+++ Input for this task +++

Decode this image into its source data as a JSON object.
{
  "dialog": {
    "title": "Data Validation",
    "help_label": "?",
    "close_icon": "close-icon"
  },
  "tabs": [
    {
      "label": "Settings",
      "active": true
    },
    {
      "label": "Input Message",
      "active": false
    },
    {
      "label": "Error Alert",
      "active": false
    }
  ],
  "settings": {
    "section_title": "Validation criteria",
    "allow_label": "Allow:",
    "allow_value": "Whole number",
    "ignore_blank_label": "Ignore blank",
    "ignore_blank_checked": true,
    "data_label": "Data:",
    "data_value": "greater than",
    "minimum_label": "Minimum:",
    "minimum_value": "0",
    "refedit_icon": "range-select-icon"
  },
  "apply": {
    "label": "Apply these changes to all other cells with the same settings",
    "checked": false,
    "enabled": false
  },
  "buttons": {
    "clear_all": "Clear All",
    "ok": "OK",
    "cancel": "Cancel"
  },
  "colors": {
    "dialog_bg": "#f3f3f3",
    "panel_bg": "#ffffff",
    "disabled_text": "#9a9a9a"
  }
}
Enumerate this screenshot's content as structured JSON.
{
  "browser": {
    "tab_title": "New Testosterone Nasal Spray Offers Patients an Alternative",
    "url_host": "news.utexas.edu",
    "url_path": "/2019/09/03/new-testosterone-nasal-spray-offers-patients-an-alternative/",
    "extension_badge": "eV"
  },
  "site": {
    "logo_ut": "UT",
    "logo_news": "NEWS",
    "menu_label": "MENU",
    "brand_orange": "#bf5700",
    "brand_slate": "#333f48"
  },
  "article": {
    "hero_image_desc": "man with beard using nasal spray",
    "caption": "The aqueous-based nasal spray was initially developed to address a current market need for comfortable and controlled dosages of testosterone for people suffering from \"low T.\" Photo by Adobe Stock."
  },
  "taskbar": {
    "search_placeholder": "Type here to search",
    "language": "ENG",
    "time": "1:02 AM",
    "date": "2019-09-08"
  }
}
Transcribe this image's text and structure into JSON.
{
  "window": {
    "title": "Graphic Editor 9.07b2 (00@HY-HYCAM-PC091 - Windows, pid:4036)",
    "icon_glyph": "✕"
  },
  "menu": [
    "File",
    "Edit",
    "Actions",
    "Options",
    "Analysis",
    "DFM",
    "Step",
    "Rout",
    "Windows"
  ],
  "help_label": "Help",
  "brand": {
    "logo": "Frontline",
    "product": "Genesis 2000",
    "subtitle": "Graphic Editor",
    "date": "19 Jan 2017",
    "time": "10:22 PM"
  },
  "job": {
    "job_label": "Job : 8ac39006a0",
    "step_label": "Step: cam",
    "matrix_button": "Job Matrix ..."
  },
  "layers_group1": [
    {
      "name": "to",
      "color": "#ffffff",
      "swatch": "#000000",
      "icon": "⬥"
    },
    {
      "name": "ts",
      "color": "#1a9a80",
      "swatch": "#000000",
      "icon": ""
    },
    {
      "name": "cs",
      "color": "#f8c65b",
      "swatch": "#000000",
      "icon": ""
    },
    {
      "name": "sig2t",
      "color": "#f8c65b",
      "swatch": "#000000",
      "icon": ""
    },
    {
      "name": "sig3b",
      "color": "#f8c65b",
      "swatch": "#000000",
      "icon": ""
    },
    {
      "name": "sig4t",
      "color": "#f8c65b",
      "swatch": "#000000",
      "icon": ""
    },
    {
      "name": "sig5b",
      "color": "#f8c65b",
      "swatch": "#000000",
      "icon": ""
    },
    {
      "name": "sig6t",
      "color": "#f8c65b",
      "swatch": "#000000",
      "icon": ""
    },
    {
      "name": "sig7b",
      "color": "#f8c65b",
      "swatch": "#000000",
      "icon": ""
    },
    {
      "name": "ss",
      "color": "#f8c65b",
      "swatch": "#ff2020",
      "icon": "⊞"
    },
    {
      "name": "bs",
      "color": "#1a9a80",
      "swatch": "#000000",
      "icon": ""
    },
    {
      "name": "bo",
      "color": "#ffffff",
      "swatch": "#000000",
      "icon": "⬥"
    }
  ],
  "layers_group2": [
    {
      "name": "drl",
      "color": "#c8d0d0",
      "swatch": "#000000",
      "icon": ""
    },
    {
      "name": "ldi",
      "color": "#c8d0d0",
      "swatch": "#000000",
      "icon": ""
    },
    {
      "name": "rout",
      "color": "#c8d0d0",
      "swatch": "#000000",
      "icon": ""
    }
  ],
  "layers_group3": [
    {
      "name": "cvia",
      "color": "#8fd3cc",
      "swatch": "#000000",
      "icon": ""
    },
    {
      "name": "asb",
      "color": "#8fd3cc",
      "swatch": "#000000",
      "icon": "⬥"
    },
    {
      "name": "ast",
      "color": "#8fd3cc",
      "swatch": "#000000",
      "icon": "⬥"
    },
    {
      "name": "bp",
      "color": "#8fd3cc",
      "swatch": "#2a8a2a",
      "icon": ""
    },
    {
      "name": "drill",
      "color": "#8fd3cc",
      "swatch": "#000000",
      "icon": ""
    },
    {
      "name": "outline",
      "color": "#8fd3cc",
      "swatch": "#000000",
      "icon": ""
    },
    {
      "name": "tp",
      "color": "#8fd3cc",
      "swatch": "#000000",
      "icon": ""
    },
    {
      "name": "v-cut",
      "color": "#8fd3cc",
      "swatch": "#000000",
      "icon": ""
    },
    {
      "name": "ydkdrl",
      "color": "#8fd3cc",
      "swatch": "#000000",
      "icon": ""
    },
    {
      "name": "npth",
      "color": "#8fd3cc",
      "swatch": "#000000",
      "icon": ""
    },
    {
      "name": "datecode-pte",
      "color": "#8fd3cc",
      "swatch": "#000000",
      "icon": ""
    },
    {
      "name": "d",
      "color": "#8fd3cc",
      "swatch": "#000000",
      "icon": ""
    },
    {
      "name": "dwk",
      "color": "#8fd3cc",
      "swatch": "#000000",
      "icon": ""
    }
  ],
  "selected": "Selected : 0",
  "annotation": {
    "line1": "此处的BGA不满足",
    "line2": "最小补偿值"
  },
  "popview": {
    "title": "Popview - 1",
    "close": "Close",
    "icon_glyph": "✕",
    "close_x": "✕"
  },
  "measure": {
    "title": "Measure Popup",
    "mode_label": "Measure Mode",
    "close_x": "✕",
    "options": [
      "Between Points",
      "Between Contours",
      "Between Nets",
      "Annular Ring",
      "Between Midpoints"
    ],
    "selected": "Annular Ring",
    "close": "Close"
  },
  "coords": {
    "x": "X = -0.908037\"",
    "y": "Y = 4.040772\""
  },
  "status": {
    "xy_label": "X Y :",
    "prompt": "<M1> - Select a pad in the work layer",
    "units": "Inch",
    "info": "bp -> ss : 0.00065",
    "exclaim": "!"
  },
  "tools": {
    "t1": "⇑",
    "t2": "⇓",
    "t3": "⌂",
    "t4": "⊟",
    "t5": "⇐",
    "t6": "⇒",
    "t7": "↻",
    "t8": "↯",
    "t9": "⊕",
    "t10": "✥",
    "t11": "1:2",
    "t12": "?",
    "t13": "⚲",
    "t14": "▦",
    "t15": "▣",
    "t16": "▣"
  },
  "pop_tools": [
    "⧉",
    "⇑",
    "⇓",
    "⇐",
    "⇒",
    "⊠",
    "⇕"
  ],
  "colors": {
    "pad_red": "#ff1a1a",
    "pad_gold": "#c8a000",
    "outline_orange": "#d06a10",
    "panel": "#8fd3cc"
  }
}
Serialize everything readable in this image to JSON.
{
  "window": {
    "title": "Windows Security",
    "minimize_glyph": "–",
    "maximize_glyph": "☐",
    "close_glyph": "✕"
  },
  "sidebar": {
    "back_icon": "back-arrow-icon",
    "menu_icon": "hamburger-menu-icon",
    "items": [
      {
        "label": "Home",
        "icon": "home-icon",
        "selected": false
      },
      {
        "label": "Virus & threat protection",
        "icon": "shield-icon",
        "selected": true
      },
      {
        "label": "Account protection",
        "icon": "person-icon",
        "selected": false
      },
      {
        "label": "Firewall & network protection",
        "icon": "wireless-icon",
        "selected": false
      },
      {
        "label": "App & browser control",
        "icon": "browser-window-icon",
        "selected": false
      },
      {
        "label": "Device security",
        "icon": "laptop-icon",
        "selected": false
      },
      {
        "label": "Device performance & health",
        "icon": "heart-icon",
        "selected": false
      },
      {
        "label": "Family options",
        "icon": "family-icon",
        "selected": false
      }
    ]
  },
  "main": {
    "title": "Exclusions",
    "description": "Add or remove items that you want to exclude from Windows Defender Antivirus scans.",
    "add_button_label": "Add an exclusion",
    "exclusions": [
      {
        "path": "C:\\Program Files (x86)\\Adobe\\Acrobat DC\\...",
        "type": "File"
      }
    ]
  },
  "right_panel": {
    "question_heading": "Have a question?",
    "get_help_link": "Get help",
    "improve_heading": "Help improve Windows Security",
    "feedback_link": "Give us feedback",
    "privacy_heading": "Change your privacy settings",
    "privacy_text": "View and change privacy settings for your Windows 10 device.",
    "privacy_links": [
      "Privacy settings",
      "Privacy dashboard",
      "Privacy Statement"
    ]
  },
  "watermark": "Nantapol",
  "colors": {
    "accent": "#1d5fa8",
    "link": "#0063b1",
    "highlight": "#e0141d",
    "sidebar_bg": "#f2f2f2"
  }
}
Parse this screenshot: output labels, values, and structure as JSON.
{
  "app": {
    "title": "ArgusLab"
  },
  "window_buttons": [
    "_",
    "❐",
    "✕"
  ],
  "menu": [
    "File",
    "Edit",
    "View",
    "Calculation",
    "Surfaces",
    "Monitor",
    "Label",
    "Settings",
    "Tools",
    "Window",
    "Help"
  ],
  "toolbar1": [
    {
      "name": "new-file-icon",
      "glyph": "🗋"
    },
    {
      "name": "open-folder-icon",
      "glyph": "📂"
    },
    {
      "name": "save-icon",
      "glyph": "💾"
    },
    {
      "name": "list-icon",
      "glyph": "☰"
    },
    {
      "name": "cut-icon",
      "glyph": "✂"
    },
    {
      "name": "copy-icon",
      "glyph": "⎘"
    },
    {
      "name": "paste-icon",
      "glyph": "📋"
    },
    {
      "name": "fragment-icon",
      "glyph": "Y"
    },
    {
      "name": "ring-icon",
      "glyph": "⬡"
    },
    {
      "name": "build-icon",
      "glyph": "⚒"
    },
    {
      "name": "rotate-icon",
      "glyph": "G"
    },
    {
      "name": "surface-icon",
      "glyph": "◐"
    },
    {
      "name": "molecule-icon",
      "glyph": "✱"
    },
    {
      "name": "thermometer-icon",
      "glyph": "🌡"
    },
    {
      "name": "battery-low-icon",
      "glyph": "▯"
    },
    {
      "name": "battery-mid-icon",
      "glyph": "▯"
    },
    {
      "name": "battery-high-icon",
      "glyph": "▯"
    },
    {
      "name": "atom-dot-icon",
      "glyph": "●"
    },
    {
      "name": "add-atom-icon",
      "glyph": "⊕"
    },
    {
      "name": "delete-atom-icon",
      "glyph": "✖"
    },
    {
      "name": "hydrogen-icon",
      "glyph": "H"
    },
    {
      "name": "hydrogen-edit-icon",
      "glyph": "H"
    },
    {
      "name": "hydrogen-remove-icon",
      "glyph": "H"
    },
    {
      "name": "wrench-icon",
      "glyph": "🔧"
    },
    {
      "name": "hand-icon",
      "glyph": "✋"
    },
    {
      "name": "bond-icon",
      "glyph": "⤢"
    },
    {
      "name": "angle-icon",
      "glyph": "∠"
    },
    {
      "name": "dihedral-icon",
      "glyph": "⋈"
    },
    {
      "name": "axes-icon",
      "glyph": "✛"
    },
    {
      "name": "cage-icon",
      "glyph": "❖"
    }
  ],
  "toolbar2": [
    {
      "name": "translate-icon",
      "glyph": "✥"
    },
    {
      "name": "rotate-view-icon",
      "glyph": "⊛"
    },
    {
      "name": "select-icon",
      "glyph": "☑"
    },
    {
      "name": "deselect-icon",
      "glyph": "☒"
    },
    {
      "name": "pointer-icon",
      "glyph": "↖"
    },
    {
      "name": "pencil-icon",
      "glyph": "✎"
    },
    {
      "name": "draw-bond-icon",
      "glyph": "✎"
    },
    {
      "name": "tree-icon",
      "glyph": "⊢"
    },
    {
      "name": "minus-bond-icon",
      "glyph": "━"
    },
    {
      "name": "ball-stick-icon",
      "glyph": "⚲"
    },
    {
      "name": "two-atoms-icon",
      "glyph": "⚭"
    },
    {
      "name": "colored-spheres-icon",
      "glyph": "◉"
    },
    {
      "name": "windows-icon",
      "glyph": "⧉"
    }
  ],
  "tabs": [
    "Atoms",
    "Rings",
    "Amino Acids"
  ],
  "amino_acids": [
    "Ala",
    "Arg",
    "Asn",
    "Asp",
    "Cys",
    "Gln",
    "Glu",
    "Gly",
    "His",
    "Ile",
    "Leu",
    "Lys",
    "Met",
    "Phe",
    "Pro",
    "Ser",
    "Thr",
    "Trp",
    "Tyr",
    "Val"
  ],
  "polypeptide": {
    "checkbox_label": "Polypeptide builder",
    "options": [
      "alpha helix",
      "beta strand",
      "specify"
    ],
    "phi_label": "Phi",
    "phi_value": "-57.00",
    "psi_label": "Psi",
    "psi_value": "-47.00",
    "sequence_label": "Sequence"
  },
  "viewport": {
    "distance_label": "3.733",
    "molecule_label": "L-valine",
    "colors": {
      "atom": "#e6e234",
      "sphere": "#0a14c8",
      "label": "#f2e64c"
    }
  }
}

+++

§ **Task to carry out**
If a line in the records includes the string "with", copy it.

§ **Exercise solution**
    "label": "Apply these changes to all other cells with the same settings",
    "hero_image_desc": "man with beard using nasal spray",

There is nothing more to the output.